─── INPUT ROWS ───

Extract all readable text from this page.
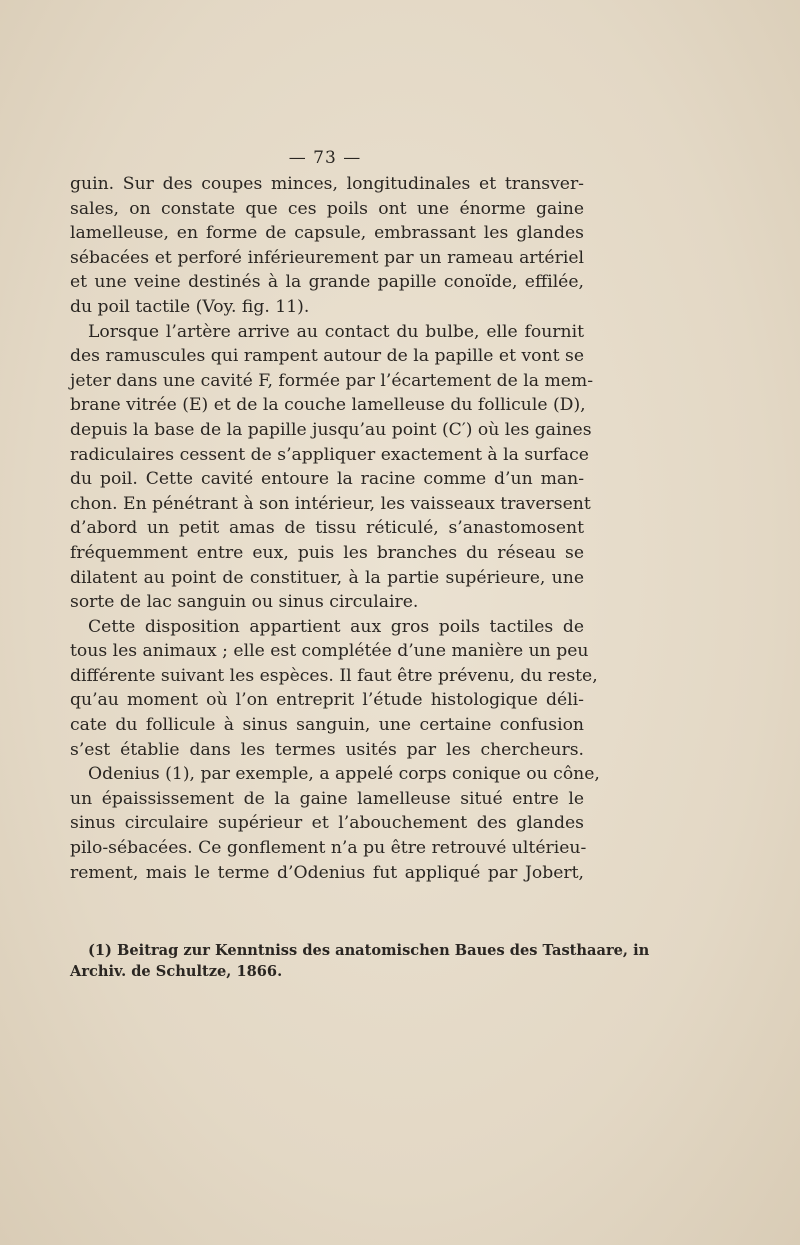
— 73 —
guin. Sur des coupes minces, longitudinales et transver-
sales, on constate que ces poils ont une énorme gaine
lamelleuse, en forme de capsule, embrassant les glandes
sébacées et perforé inférieurement par un rameau artériel
et une veine destinés à la grande papille conoïde, effilée,
du poil tactile (Voy. fig. 11).
Lorsque l’artère arrive au contact du bulbe, elle fournit
des ramuscules qui rampent autour de la papille et vont se
jeter dans une cavité F, formée par l’écartement de la mem-
brane vitrée (E) et de la couche lamelleuse du follicule (D),
depuis la base de la papille jusqu’au point (C′) où les gaines
radiculaires cessent de s’appliquer exactement à la surface
du poil. Cette cavité entoure la racine comme d’un man-
chon. En pénétrant à son intérieur, les vaisseaux traversent
d’abord un petit amas de tissu réticulé, s’anastomosent
fréquemment entre eux, puis les branches du réseau se
dilatent au point de constituer, à la partie supérieure, une
sorte de lac sanguin ou sinus circulaire.
Cette disposition appartient aux gros poils tactiles de
tous les animaux ; elle est complétée d’une manière un peu
différente suivant les espèces. Il faut être prévenu, du reste,
qu’au moment où l’on entreprit l’étude histologique déli-
cate du follicule à sinus sanguin, une certaine confusion
s’est établie dans les termes usités par les chercheurs.
Odenius (1), par exemple, a appelé corps conique ou cône,
un épaississement de la gaine lamelleuse situé entre le
sinus circulaire supérieur et l’abouchement des glandes
pilo-sébacées. Ce gonflement n’a pu être retrouvé ultérieu-
rement, mais le terme d’Odenius fut appliqué par Jobert,
(1) Beitrag zur Kenntniss des anatomischen Baues des Tasthaare, in
Archiv. de Schultze, 1866.
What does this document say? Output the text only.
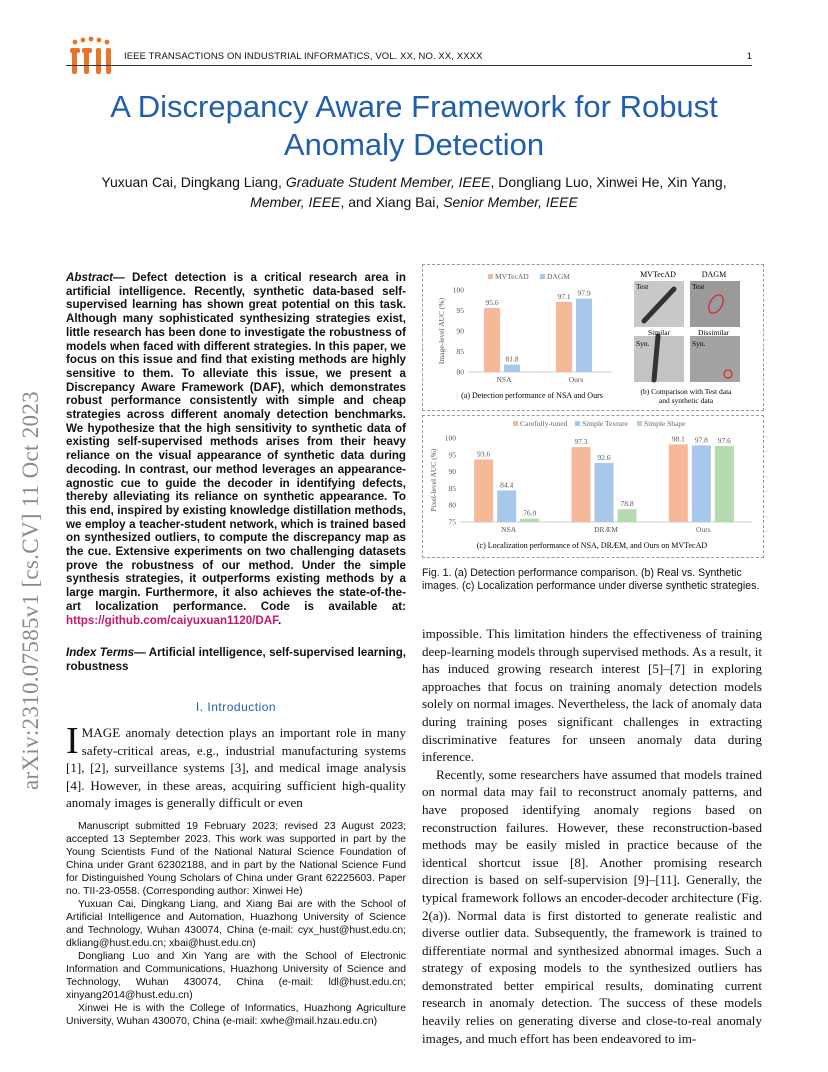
IEEE TRANSACTIONS ON INDUSTRIAL INFORMATICS, VOL. XX, NO. XX, XXXX	1
A Discrepancy Aware Framework for Robust Anomaly Detection
Yuxuan Cai, Dingkang Liang, Graduate Student Member, IEEE, Dongliang Luo, Xinwei He, Xin Yang,
Member, IEEE, and Xiang Bai, Senior Member, IEEE
arXiv:2310.07585v1 [cs.CV] 11 Oct 2023
Abstract— Defect detection is a critical research area in artificial intelligence. Recently, synthetic data-based self-supervised learning has shown great potential on this task. Although many sophisticated synthesizing strategies exist, little research has been done to investigate the robustness of models when faced with different strategies. In this paper, we focus on this issue and find that existing methods are highly sensitive to them. To alleviate this issue, we present a Discrepancy Aware Framework (DAF), which demonstrates robust performance consistently with simple and cheap strategies across different anomaly detection benchmarks. We hypothesize that the high sensitivity to synthetic data of existing self-supervised methods arises from their heavy reliance on the visual appearance of synthetic data during decoding. In contrast, our method leverages an appearance-agnostic cue to guide the decoder in identifying defects, thereby alleviating its reliance on synthetic appearance. To this end, inspired by existing knowledge distillation methods, we employ a teacher-student network, which is trained based on synthesized outliers, to compute the discrepancy map as the cue. Extensive experiments on two challenging datasets prove the robustness of our method. Under the simple synthesis strategies, it outperforms existing methods by a large margin. Furthermore, it also achieves the state-of-the-art localization performance. Code is available at: https://github.com/caiyuxuan1120/DAF.
Index Terms— Artificial intelligence, self-supervised learning, robustness
I. Introduction
IMAGE anomaly detection plays an important role in many safety-critical areas, e.g., industrial manufacturing systems [1], [2], surveillance systems [3], and medical image analysis [4]. However, in these areas, acquiring sufficient high-quality anomaly images is generally difficult or even

Manuscript submitted 19 February 2023; revised 23 August 2023; accepted 13 September 2023. This work was supported in part by the Young Scientists Fund of the National Natural Science Foundation of China under Grant 62302188, and in part by the National Science Fund for Distinguished Young Scholars of China under Grant 62225603. Paper no. TII-23-0558. (Corresponding author: Xinwei He)

Yuxuan Cai, Dingkang Liang, and Xiang Bai are with the School of Artificial Intelligence and Automation, Huazhong University of Science and Technology, Wuhan 430074, China (e-mail: cyx_hust@hust.edu.cn; dkliang@hust.edu.cn; xbai@hust.edu.cn)

Dongliang Luo and Xin Yang are with the School of Electronic Information and Communications, Huazhong University of Science and Technology, Wuhan 430074, China (e-mail: ldl@hust.edu.cn; xinyang2014@hust.edu.cn)

Xinwei He is with the College of Informatics, Huazhong Agriculture University, Wuhan 430070, China (e-mail: xwhe@mail.hzau.edu.cn)

Image-level AUC (%)
80
85
90
95
100
MVTecAD DAGM
NSA
95.6
81.8
Ours
97.1 97.9
(a) Detection performance of NSA and Ours
MVTecAD	DAGM
Test	Test
Similar
Syn.
Dissimilar
Syn.
(b) Comparison with Test data
and synthetic data
Pixel-level AUC (%)
75
80
85
90
95
100
Carefully-tuned Simple Texture Simple Shape
NSA
93.6
84.4
76.0
DRÆM
97.3
92.6
78.8
Ours
98.1 97.8 97.6
(c) Localization performance of NSA, DRÆM, and Ours on MVTecAD
Fig. 1. (a) Detection performance comparison. (b) Real vs. Synthetic images. (c) Localization performance under diverse synthetic strategies.

impossible. This limitation hinders the effectiveness of training deep-learning models through supervised methods. As a result, it has induced growing research interest [5]–[7] in exploring approaches that focus on training anomaly detection models solely on normal images. Nevertheless, the lack of anomaly data during training poses significant challenges in extracting discriminative features for unseen anomaly data during inference.

Recently, some researchers have assumed that models trained on normal data may fail to reconstruct anomaly patterns, and have proposed identifying anomaly regions based on reconstruction failures. However, these reconstruction-based methods may be easily misled in practice because of the identical shortcut issue [8]. Another promising research direction is based on self-supervision [9]–[11]. Generally, the typical framework follows an encoder-decoder architecture (Fig. 2(a)). Normal data is first distorted to generate realistic and diverse outlier data. Subsequently, the framework is trained to differentiate normal and synthesized abnormal images. Such a strategy of exposing models to the synthesized outliers has demonstrated better empirical results, dominating current research in anomaly detection. The success of these models heavily relies on generating diverse and close-to-real anomaly images, and much effort has been endeavored to im-
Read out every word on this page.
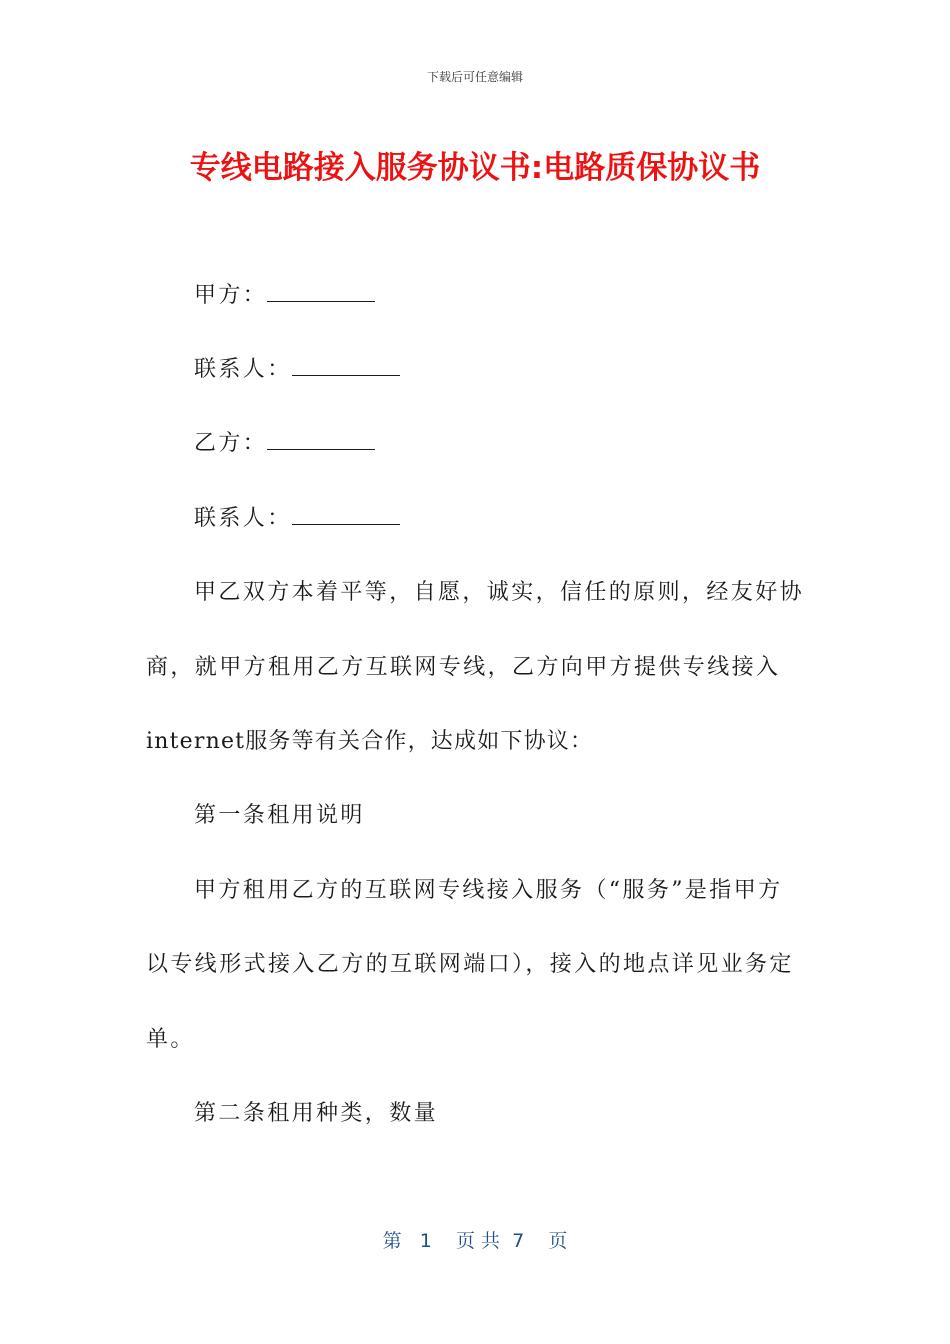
下载后可任意编辑
专线电路接入服务协议书:电路质保协议书
甲方：
联系人：
乙方：
联系人：
甲乙双方本着平等，自愿，诚实，信任的原则，经友好协
商，就甲方租用乙方互联网专线，乙方向甲方提供专线接入
internet服务等有关合作，达成如下协议：
第一条租用说明
甲方租用乙方的互联网专线接入服务（“服务”是指甲方
以专线形式接入乙方的互联网端口），接入的地点详见业务定
单。
第二条租用种类，数量
第   1    页 共  7    页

───

AIM OF THE EXERCISE
Every line in the data above that contains "Science" needs to be copied.

WRITTEN SOLUTION
Manuscript submitted 19 February 2023; revised 23 August 2023; accepted 13 September 2023. This work was supported in part by the Young Scientists Fund of the National Natural Science Foundation of China under Grant 62302188, and in part by the National Science Fund for Distinguished Young Scholars of China under Grant 62225603. Paper no. TII-23-0558. (Corresponding author: Xinwei He)
Yuxuan Cai, Dingkang Liang, and Xiang Bai are with the School of Artificial Intelligence and Automation, Huazhong University of Science and Technology, Wuhan 430074, China (e-mail: cyx_hust@hust.edu.cn; dkliang@hust.edu.cn; xbai@hust.edu.cn)
Dongliang Luo and Xin Yang are with the School of Electronic Information and Communications, Huazhong University of Science and Technology, Wuhan 430074, China (e-mail: ldl@hust.edu.cn; xinyang2014@hust.edu.cn)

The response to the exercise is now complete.